Figure content listings:

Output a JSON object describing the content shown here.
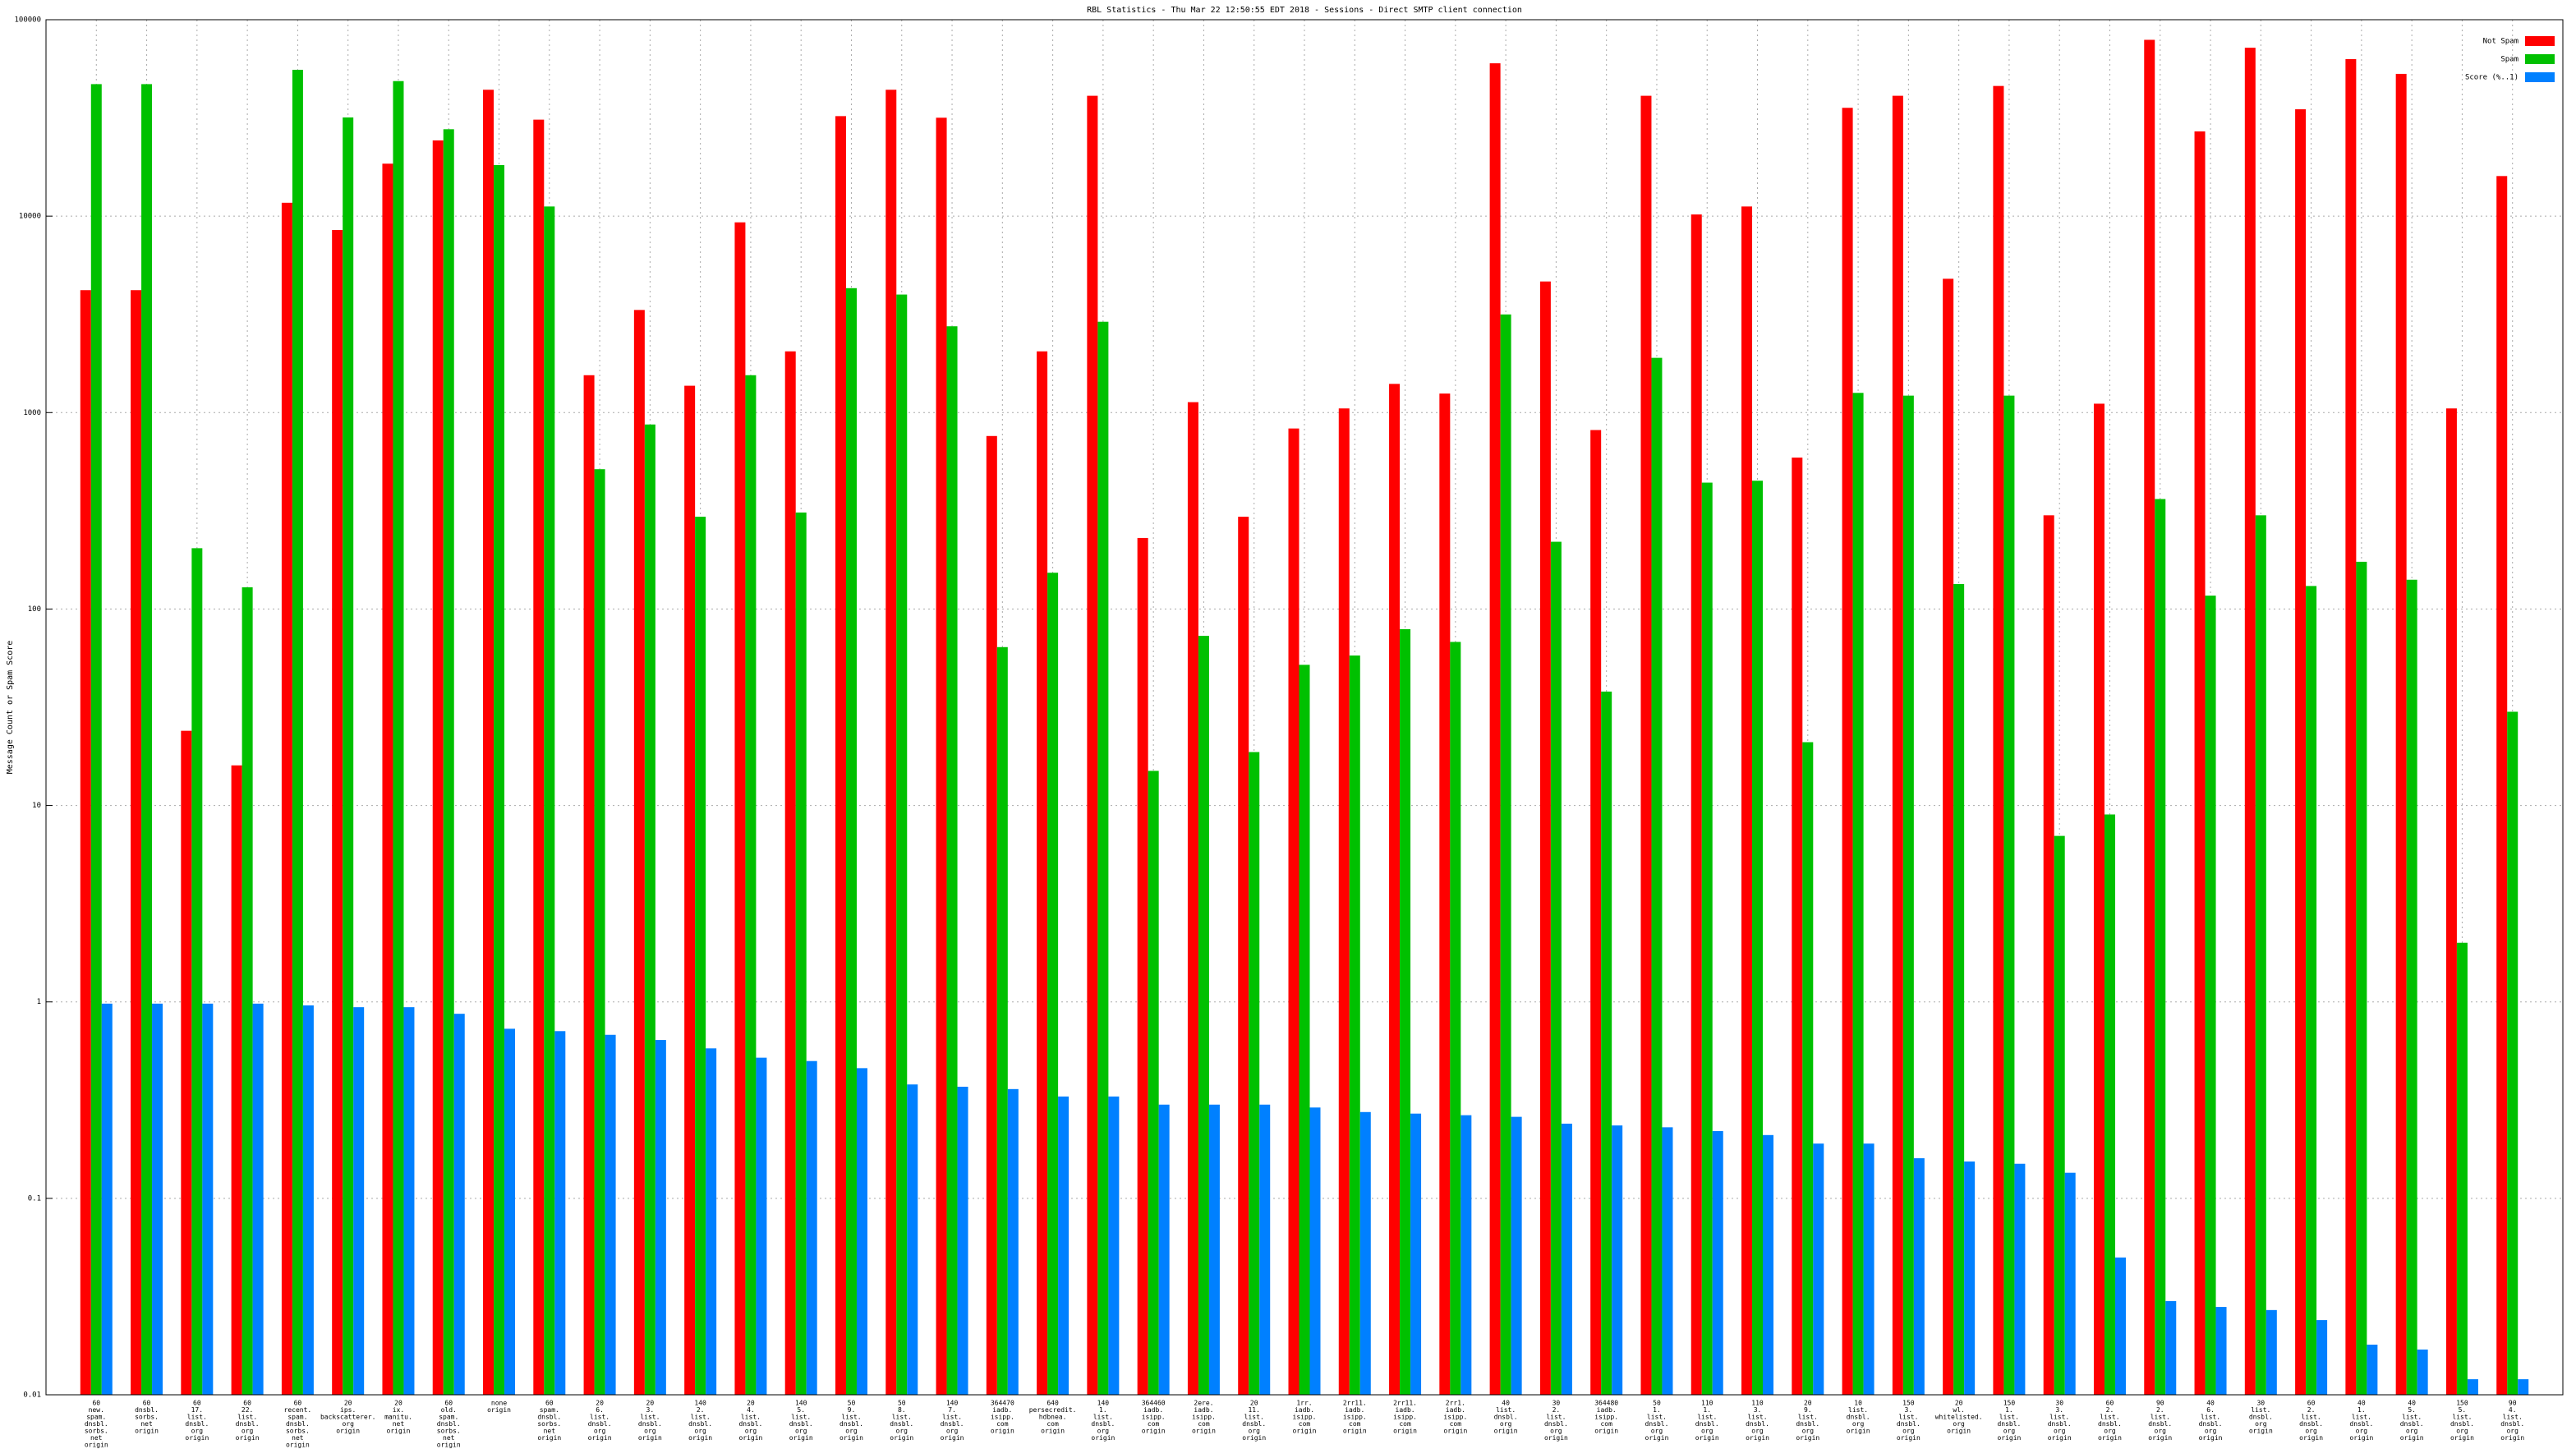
{
  "chart_data": {
    "type": "bar",
    "title": "RBL Statistics - Thu Mar 22 12:50:55 EDT 2018 - Sessions - Direct SMTP client connection",
    "y_label": "Message Count or Spam Score",
    "log_scale": true,
    "grid": true,
    "legend_position": "top-right",
    "ylim": [
      0.01,
      100000
    ],
    "yticks": [
      0.01,
      0.1,
      1,
      10,
      100,
      1000,
      10000,
      100000
    ],
    "categories": [
      [
        "60",
        "new.",
        "spam.",
        "dnsbl.",
        "sorbs.",
        "net",
        "origin"
      ],
      [
        "60",
        "dnsbl.",
        "sorbs.",
        "net",
        "origin"
      ],
      [
        "60",
        "17.",
        "list.",
        "dnsbl.",
        "org",
        "origin"
      ],
      [
        "60",
        "22.",
        "list.",
        "dnsbl.",
        "org",
        "origin"
      ],
      [
        "60",
        "recent.",
        "spam.",
        "dnsbl.",
        "sorbs.",
        "net",
        "origin"
      ],
      [
        "20",
        "ips.",
        "backscatterer.",
        "org",
        "origin"
      ],
      [
        "20",
        "ix.",
        "manitu.",
        "net",
        "origin"
      ],
      [
        "60",
        "old.",
        "spam.",
        "dnsbl.",
        "sorbs.",
        "net",
        "origin"
      ],
      [
        "none",
        "origin"
      ],
      [
        "60",
        "spam.",
        "dnsbl.",
        "sorbs.",
        "net",
        "origin"
      ],
      [
        "20",
        "6.",
        "list.",
        "dnsbl.",
        "org",
        "origin"
      ],
      [
        "20",
        "3.",
        "list.",
        "dnsbl.",
        "org",
        "origin"
      ],
      [
        "140",
        "2.",
        "list.",
        "dnsbl.",
        "org",
        "origin"
      ],
      [
        "20",
        "4.",
        "list.",
        "dnsbl.",
        "org",
        "origin"
      ],
      [
        "140",
        "5.",
        "list.",
        "dnsbl.",
        "org",
        "origin"
      ],
      [
        "50",
        "9.",
        "list.",
        "dnsbl.",
        "org",
        "origin"
      ],
      [
        "50",
        "8.",
        "list.",
        "dnsbl.",
        "org",
        "origin"
      ],
      [
        "140",
        "7.",
        "list.",
        "dnsbl.",
        "org",
        "origin"
      ],
      [
        "364470",
        "iadb.",
        "isipp.",
        "com",
        "origin"
      ],
      [
        "640",
        "persecredit.",
        "hdbnea.",
        "com",
        "origin"
      ],
      [
        "140",
        "1.",
        "list.",
        "dnsbl.",
        "org",
        "origin"
      ],
      [
        "364460",
        "iadb.",
        "isipp.",
        "com",
        "origin"
      ],
      [
        "2ere.",
        "iadb.",
        "isipp.",
        "com",
        "origin"
      ],
      [
        "20",
        "11.",
        "list.",
        "dnsbl.",
        "org",
        "origin"
      ],
      [
        "1rr.",
        "iadb.",
        "isipp.",
        "com",
        "origin"
      ],
      [
        "2rr11.",
        "iadb.",
        "isipp.",
        "com",
        "origin"
      ],
      [
        "2rr11.",
        "iadb.",
        "isipp.",
        "com",
        "origin"
      ],
      [
        "2rr1.",
        "iadb.",
        "isipp.",
        "com",
        "origin"
      ],
      [
        "40",
        "list.",
        "dnsbl.",
        "org",
        "origin"
      ],
      [
        "30",
        "2.",
        "list.",
        "dnsbl.",
        "org",
        "origin"
      ],
      [
        "364480",
        "iadb.",
        "isipp.",
        "com",
        "origin"
      ],
      [
        "50",
        "1.",
        "list.",
        "dnsbl.",
        "org",
        "origin"
      ],
      [
        "110",
        "1.",
        "list.",
        "dnsbl.",
        "org",
        "origin"
      ],
      [
        "110",
        "3.",
        "list.",
        "dnsbl.",
        "org",
        "origin"
      ],
      [
        "20",
        "9.",
        "list.",
        "dnsbl.",
        "org",
        "origin"
      ],
      [
        "10",
        "list.",
        "dnsbl.",
        "org",
        "origin"
      ],
      [
        "150",
        "3.",
        "list.",
        "dnsbl.",
        "org",
        "origin"
      ],
      [
        "20",
        "wl.",
        "whitelisted.",
        "org",
        "origin"
      ],
      [
        "150",
        "1.",
        "list.",
        "dnsbl.",
        "org",
        "origin"
      ],
      [
        "30",
        "3.",
        "list.",
        "dnsbl.",
        "org",
        "origin"
      ],
      [
        "60",
        "2.",
        "list.",
        "dnsbl.",
        "org",
        "origin"
      ],
      [
        "90",
        "2.",
        "list.",
        "dnsbl.",
        "org",
        "origin"
      ],
      [
        "40",
        "6.",
        "list.",
        "dnsbl.",
        "org",
        "origin"
      ],
      [
        "30",
        "list.",
        "dnsbl.",
        "org",
        "origin"
      ],
      [
        "60",
        "2.",
        "list.",
        "dnsbl.",
        "org",
        "origin"
      ],
      [
        "40",
        "1.",
        "list.",
        "dnsbl.",
        "org",
        "origin"
      ],
      [
        "40",
        "5.",
        "list.",
        "dnsbl.",
        "org",
        "origin"
      ],
      [
        "150",
        "5.",
        "list.",
        "dnsbl.",
        "org",
        "origin"
      ],
      [
        "90",
        "4.",
        "list.",
        "dnsbl.",
        "org",
        "origin"
      ]
    ],
    "series": [
      {
        "name": "Not Spam",
        "color": "#ff0000",
        "values": [
          4200,
          4200,
          24,
          16,
          11700,
          8500,
          18500,
          24300,
          44000,
          31000,
          1550,
          3330,
          1370,
          9300,
          2050,
          32300,
          44000,
          31700,
          760,
          2050,
          41000,
          230,
          1130,
          295,
          830,
          1050,
          1400,
          1250,
          60000,
          4650,
          815,
          41000,
          10200,
          11200,
          590,
          35600,
          41000,
          4800,
          46000,
          300,
          1110,
          79000,
          27000,
          72000,
          35000,
          63000,
          53000,
          1050,
          16000
        ]
      },
      {
        "name": "Spam",
        "color": "#00c000",
        "values": [
          47000,
          47000,
          204,
          129,
          55600,
          31800,
          48700,
          27700,
          18200,
          11200,
          515,
          870,
          295,
          1550,
          310,
          4300,
          3990,
          2750,
          64,
          153,
          2900,
          15,
          73,
          18.7,
          52,
          58,
          79,
          68,
          3160,
          220,
          38,
          1900,
          440,
          450,
          21,
          1260,
          1220,
          134,
          1220,
          7,
          9,
          363,
          117,
          300,
          131,
          174,
          141,
          2,
          30
        ]
      },
      {
        "name": "Score (%..1)",
        "color": "#0080ff",
        "values": [
          0.98,
          0.98,
          0.98,
          0.98,
          0.96,
          0.94,
          0.94,
          0.87,
          0.73,
          0.71,
          0.68,
          0.64,
          0.58,
          0.52,
          0.5,
          0.46,
          0.38,
          0.37,
          0.36,
          0.33,
          0.33,
          0.3,
          0.3,
          0.3,
          0.29,
          0.275,
          0.27,
          0.265,
          0.26,
          0.24,
          0.235,
          0.23,
          0.22,
          0.21,
          0.19,
          0.19,
          0.16,
          0.154,
          0.15,
          0.135,
          0.05,
          0.03,
          0.028,
          0.027,
          0.024,
          0.018,
          0.017,
          0.012,
          0.012
        ]
      }
    ]
  }
}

• **Objective**:
Print all of the records shown above exactly, leaving out each picture.

• **Finished task**:
Output a JSON object describing the content shown here.
{
  "chart_data": {
    "type": "bar",
    "title": "RBL Statistics - Thu Mar 22 12:50:55 EDT 2018 - Sessions - Direct SMTP client connection",
    "y_label": "Message Count or Spam Score",
    "log_scale": true,
    "grid": true,
    "legend_position": "top-right",
    "ylim": [
      0.01,
      100000
    ],
    "yticks": [
      0.01,
      0.1,
      1,
      10,
      100,
      1000,
      10000,
      100000
    ],
    "categories": [
      [
        "60",
        "new.",
        "spam.",
        "dnsbl.",
        "sorbs.",
        "net",
        "origin"
      ],
      [
        "60",
        "dnsbl.",
        "sorbs.",
        "net",
        "origin"
      ],
      [
        "60",
        "17.",
        "list.",
        "dnsbl.",
        "org",
        "origin"
      ],
      [
        "60",
        "22.",
        "list.",
        "dnsbl.",
        "org",
        "origin"
      ],
      [
        "60",
        "recent.",
        "spam.",
        "dnsbl.",
        "sorbs.",
        "net",
        "origin"
      ],
      [
        "20",
        "ips.",
        "backscatterer.",
        "org",
        "origin"
      ],
      [
        "20",
        "ix.",
        "manitu.",
        "net",
        "origin"
      ],
      [
        "60",
        "old.",
        "spam.",
        "dnsbl.",
        "sorbs.",
        "net",
        "origin"
      ],
      [
        "none",
        "origin"
      ],
      [
        "60",
        "spam.",
        "dnsbl.",
        "sorbs.",
        "net",
        "origin"
      ],
      [
        "20",
        "6.",
        "list.",
        "dnsbl.",
        "org",
        "origin"
      ],
      [
        "20",
        "3.",
        "list.",
        "dnsbl.",
        "org",
        "origin"
      ],
      [
        "140",
        "2.",
        "list.",
        "dnsbl.",
        "org",
        "origin"
      ],
      [
        "20",
        "4.",
        "list.",
        "dnsbl.",
        "org",
        "origin"
      ],
      [
        "140",
        "5.",
        "list.",
        "dnsbl.",
        "org",
        "origin"
      ],
      [
        "50",
        "9.",
        "list.",
        "dnsbl.",
        "org",
        "origin"
      ],
      [
        "50",
        "8.",
        "list.",
        "dnsbl.",
        "org",
        "origin"
      ],
      [
        "140",
        "7.",
        "list.",
        "dnsbl.",
        "org",
        "origin"
      ],
      [
        "364470",
        "iadb.",
        "isipp.",
        "com",
        "origin"
      ],
      [
        "640",
        "persecredit.",
        "hdbnea.",
        "com",
        "origin"
      ],
      [
        "140",
        "1.",
        "list.",
        "dnsbl.",
        "org",
        "origin"
      ],
      [
        "364460",
        "iadb.",
        "isipp.",
        "com",
        "origin"
      ],
      [
        "2ere.",
        "iadb.",
        "isipp.",
        "com",
        "origin"
      ],
      [
        "20",
        "11.",
        "list.",
        "dnsbl.",
        "org",
        "origin"
      ],
      [
        "1rr.",
        "iadb.",
        "isipp.",
        "com",
        "origin"
      ],
      [
        "2rr11.",
        "iadb.",
        "isipp.",
        "com",
        "origin"
      ],
      [
        "2rr11.",
        "iadb.",
        "isipp.",
        "com",
        "origin"
      ],
      [
        "2rr1.",
        "iadb.",
        "isipp.",
        "com",
        "origin"
      ],
      [
        "40",
        "list.",
        "dnsbl.",
        "org",
        "origin"
      ],
      [
        "30",
        "2.",
        "list.",
        "dnsbl.",
        "org",
        "origin"
      ],
      [
        "364480",
        "iadb.",
        "isipp.",
        "com",
        "origin"
      ],
      [
        "50",
        "1.",
        "list.",
        "dnsbl.",
        "org",
        "origin"
      ],
      [
        "110",
        "1.",
        "list.",
        "dnsbl.",
        "org",
        "origin"
      ],
      [
        "110",
        "3.",
        "list.",
        "dnsbl.",
        "org",
        "origin"
      ],
      [
        "20",
        "9.",
        "list.",
        "dnsbl.",
        "org",
        "origin"
      ],
      [
        "10",
        "list.",
        "dnsbl.",
        "org",
        "origin"
      ],
      [
        "150",
        "3.",
        "list.",
        "dnsbl.",
        "org",
        "origin"
      ],
      [
        "20",
        "wl.",
        "whitelisted.",
        "org",
        "origin"
      ],
      [
        "150",
        "1.",
        "list.",
        "dnsbl.",
        "org",
        "origin"
      ],
      [
        "30",
        "3.",
        "list.",
        "dnsbl.",
        "org",
        "origin"
      ],
      [
        "60",
        "2.",
        "list.",
        "dnsbl.",
        "org",
        "origin"
      ],
      [
        "90",
        "2.",
        "list.",
        "dnsbl.",
        "org",
        "origin"
      ],
      [
        "40",
        "6.",
        "list.",
        "dnsbl.",
        "org",
        "origin"
      ],
      [
        "30",
        "list.",
        "dnsbl.",
        "org",
        "origin"
      ],
      [
        "60",
        "2.",
        "list.",
        "dnsbl.",
        "org",
        "origin"
      ],
      [
        "40",
        "1.",
        "list.",
        "dnsbl.",
        "org",
        "origin"
      ],
      [
        "40",
        "5.",
        "list.",
        "dnsbl.",
        "org",
        "origin"
      ],
      [
        "150",
        "5.",
        "list.",
        "dnsbl.",
        "org",
        "origin"
      ],
      [
        "90",
        "4.",
        "list.",
        "dnsbl.",
        "org",
        "origin"
      ]
    ],
    "series": [
      {
        "name": "Not Spam",
        "color": "#ff0000",
        "values": [
          4200,
          4200,
          24,
          16,
          11700,
          8500,
          18500,
          24300,
          44000,
          31000,
          1550,
          3330,
          1370,
          9300,
          2050,
          32300,
          44000,
          31700,
          760,
          2050,
          41000,
          230,
          1130,
          295,
          830,
          1050,
          1400,
          1250,
          60000,
          4650,
          815,
          41000,
          10200,
          11200,
          590,
          35600,
          41000,
          4800,
          46000,
          300,
          1110,
          79000,
          27000,
          72000,
          35000,
          63000,
          53000,
          1050,
          16000
        ]
      },
      {
        "name": "Spam",
        "color": "#00c000",
        "values": [
          47000,
          47000,
          204,
          129,
          55600,
          31800,
          48700,
          27700,
          18200,
          11200,
          515,
          870,
          295,
          1550,
          310,
          4300,
          3990,
          2750,
          64,
          153,
          2900,
          15,
          73,
          18.7,
          52,
          58,
          79,
          68,
          3160,
          220,
          38,
          1900,
          440,
          450,
          21,
          1260,
          1220,
          134,
          1220,
          7,
          9,
          363,
          117,
          300,
          131,
          174,
          141,
          2,
          30
        ]
      },
      {
        "name": "Score (%..1)",
        "color": "#0080ff",
        "values": [
          0.98,
          0.98,
          0.98,
          0.98,
          0.96,
          0.94,
          0.94,
          0.87,
          0.73,
          0.71,
          0.68,
          0.64,
          0.58,
          0.52,
          0.5,
          0.46,
          0.38,
          0.37,
          0.36,
          0.33,
          0.33,
          0.3,
          0.3,
          0.3,
          0.29,
          0.275,
          0.27,
          0.265,
          0.26,
          0.24,
          0.235,
          0.23,
          0.22,
          0.21,
          0.19,
          0.19,
          0.16,
          0.154,
          0.15,
          0.135,
          0.05,
          0.03,
          0.028,
          0.027,
          0.024,
          0.018,
          0.017,
          0.012,
          0.012
        ]
      }
    ]
  }
}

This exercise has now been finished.